#### STATED EXERCISE:
From the listing below, pull out all lines with "date" in them.

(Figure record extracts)
..........
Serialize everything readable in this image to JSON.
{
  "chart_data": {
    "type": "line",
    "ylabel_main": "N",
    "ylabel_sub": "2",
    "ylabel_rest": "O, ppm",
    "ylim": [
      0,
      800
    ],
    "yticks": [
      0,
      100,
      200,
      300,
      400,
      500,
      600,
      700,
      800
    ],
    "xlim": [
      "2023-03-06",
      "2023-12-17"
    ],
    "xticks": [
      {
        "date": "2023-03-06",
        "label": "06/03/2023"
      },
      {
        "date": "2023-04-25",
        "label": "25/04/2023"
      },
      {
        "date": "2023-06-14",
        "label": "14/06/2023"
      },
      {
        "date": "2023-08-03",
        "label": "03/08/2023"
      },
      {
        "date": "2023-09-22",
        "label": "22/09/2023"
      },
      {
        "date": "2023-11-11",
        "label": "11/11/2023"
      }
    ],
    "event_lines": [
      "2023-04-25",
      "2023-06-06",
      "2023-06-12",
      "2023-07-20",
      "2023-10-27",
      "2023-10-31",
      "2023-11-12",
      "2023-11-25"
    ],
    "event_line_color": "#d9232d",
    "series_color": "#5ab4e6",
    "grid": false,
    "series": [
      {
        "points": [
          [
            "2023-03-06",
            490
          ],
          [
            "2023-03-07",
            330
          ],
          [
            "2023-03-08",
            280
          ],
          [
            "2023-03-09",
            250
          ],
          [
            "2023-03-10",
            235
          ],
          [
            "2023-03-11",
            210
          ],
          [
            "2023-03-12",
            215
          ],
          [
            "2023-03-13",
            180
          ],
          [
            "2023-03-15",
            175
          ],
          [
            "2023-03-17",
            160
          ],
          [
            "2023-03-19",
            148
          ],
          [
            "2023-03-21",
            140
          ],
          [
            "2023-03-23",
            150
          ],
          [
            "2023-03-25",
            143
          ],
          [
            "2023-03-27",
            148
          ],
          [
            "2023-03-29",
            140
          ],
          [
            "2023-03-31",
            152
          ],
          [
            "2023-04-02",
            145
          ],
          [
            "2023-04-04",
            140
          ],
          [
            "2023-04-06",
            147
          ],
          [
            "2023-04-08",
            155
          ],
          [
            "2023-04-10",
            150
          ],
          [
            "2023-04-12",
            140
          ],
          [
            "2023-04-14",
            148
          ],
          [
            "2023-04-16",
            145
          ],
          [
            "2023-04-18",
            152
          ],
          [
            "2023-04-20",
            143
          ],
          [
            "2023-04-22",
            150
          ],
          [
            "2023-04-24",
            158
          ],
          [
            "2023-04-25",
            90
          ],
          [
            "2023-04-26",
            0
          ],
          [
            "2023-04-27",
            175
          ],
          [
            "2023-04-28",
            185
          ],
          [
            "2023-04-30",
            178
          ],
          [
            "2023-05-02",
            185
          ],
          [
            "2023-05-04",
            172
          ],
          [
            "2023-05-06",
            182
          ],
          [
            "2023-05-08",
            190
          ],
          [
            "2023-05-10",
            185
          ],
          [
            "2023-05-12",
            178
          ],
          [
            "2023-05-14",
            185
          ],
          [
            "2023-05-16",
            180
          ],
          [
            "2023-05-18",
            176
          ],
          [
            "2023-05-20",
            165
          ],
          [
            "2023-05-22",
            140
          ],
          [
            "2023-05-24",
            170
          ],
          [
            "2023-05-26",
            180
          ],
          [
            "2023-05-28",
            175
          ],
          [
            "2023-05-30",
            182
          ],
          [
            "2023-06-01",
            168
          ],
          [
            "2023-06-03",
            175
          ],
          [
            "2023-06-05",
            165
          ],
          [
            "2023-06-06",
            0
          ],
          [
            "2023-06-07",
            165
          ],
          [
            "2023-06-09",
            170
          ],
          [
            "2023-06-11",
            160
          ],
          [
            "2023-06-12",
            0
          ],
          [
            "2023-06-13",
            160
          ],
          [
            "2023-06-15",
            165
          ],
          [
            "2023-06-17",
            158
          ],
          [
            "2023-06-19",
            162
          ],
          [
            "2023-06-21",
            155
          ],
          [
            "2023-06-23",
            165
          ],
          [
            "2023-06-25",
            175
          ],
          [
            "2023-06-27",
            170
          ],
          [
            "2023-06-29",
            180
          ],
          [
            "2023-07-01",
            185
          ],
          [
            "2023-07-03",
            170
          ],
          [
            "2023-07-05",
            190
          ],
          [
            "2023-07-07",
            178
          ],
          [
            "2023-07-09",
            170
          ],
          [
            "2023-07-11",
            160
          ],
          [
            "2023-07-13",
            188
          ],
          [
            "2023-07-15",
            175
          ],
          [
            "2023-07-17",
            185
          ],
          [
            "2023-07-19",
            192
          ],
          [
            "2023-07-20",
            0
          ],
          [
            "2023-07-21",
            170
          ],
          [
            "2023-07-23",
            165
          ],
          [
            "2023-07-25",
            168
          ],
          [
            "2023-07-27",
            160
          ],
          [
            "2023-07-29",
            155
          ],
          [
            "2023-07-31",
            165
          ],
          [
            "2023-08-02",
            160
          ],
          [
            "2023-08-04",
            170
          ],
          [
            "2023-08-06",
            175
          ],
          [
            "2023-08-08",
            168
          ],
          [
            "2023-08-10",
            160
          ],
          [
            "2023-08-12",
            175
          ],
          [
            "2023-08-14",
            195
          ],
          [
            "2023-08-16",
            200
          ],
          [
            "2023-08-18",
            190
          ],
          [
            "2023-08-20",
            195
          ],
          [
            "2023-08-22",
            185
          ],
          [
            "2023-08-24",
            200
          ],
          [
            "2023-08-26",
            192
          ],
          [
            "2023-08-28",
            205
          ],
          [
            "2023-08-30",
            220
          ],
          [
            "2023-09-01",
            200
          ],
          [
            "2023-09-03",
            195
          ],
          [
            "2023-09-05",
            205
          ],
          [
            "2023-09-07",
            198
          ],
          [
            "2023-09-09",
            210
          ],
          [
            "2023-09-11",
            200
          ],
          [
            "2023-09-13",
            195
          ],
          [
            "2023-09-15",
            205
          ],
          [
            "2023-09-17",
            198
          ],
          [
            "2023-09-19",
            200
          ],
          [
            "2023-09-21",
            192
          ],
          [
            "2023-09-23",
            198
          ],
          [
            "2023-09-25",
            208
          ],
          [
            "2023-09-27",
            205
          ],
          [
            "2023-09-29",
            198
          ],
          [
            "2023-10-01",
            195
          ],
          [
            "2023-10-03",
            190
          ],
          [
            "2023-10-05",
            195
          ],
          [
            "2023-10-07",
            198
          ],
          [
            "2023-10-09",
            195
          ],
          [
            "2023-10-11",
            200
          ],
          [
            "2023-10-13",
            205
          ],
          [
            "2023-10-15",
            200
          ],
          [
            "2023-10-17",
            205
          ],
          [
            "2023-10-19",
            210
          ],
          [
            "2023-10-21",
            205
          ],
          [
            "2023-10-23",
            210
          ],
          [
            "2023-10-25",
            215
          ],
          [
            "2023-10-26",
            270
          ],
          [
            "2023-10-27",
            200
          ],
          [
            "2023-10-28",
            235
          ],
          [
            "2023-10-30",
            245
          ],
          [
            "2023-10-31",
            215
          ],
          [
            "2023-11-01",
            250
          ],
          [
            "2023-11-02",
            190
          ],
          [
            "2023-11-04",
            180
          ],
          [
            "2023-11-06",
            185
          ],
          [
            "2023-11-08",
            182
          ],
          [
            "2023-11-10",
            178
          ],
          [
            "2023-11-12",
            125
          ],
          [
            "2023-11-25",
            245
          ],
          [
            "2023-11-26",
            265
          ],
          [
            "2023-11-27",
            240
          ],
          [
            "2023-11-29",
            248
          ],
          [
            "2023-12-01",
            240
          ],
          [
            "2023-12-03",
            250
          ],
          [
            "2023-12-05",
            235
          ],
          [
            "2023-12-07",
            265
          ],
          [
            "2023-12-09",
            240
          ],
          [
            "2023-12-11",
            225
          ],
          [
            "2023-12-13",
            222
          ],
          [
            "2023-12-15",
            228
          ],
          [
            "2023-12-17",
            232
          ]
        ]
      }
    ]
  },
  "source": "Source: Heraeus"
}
..........
#### RESULT BELOW:
        "date": "2023-03-06",
        "date": "2023-04-25",
        "date": "2023-06-14",
        "date": "2023-08-03",
        "date": "2023-09-22",
        "date": "2023-11-11",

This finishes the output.